>>>>>

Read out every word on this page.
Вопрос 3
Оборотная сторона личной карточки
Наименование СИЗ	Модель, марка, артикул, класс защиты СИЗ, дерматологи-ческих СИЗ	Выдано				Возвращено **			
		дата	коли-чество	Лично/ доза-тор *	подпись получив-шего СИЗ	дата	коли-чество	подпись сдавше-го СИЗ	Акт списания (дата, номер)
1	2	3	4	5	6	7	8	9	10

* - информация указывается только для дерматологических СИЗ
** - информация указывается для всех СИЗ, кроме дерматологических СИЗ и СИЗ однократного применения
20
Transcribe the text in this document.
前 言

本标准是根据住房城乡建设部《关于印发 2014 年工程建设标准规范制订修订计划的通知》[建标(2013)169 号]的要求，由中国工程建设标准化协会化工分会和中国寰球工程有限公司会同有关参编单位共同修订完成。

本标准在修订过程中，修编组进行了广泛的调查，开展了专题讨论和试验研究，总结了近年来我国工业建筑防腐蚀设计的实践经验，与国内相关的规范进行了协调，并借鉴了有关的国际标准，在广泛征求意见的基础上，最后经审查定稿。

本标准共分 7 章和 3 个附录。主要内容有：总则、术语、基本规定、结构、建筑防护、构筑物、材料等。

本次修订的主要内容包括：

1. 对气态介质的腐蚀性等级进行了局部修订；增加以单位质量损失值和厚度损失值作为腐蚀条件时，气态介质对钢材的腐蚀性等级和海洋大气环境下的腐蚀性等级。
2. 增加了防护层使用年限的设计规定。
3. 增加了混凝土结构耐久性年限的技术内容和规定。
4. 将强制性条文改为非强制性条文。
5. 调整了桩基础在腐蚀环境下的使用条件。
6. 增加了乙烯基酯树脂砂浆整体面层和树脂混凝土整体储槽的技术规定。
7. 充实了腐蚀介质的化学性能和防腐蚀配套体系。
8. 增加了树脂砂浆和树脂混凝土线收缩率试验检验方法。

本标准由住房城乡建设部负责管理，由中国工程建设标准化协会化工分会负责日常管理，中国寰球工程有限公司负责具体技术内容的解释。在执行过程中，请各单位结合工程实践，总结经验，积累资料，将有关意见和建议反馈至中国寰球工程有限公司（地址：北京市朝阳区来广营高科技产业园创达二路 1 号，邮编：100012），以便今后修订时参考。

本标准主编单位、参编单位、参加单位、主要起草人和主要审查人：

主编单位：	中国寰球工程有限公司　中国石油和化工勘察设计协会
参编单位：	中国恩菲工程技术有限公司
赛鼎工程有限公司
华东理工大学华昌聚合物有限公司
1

<<<<<

* Work required
Repeat all the entries word for word.

* Problem solution
Read out every word on this page.
Вопрос 3
Оборотная сторона личной карточки
Наименование СИЗ	Модель, марка, артикул, класс защиты СИЗ, дерматологи-ческих СИЗ	Выдано				Возвращено **			
		дата	коли-чество	Лично/ доза-тор *	подпись получив-шего СИЗ	дата	коли-чество	подпись сдавше-го СИЗ	Акт списания (дата, номер)
1	2	3	4	5	6	7	8	9	10

* - информация указывается только для дерматологических СИЗ
** - информация указывается для всех СИЗ, кроме дерматологических СИЗ и СИЗ однократного применения
20
Transcribe the text in this document.
前 言

本标准是根据住房城乡建设部《关于印发 2014 年工程建设标准规范制订修订计划的通知》[建标(2013)169 号]的要求，由中国工程建设标准化协会化工分会和中国寰球工程有限公司会同有关参编单位共同修订完成。

本标准在修订过程中，修编组进行了广泛的调查，开展了专题讨论和试验研究，总结了近年来我国工业建筑防腐蚀设计的实践经验，与国内相关的规范进行了协调，并借鉴了有关的国际标准，在广泛征求意见的基础上，最后经审查定稿。

本标准共分 7 章和 3 个附录。主要内容有：总则、术语、基本规定、结构、建筑防护、构筑物、材料等。

本次修订的主要内容包括：

1. 对气态介质的腐蚀性等级进行了局部修订；增加以单位质量损失值和厚度损失值作为腐蚀条件时，气态介质对钢材的腐蚀性等级和海洋大气环境下的腐蚀性等级。
2. 增加了防护层使用年限的设计规定。
3. 增加了混凝土结构耐久性年限的技术内容和规定。
4. 将强制性条文改为非强制性条文。
5. 调整了桩基础在腐蚀环境下的使用条件。
6. 增加了乙烯基酯树脂砂浆整体面层和树脂混凝土整体储槽的技术规定。
7. 充实了腐蚀介质的化学性能和防腐蚀配套体系。
8. 增加了树脂砂浆和树脂混凝土线收缩率试验检验方法。

本标准由住房城乡建设部负责管理，由中国工程建设标准化协会化工分会负责日常管理，中国寰球工程有限公司负责具体技术内容的解释。在执行过程中，请各单位结合工程实践，总结经验，积累资料，将有关意见和建议反馈至中国寰球工程有限公司（地址：北京市朝阳区来广营高科技产业园创达二路 1 号，邮编：100012），以便今后修订时参考。

本标准主编单位、参编单位、参加单位、主要起草人和主要审查人：

主编单位：	中国寰球工程有限公司　中国石油和化工勘察设计协会
参编单位：	中国恩菲工程技术有限公司
赛鼎工程有限公司
华东理工大学华昌聚合物有限公司
1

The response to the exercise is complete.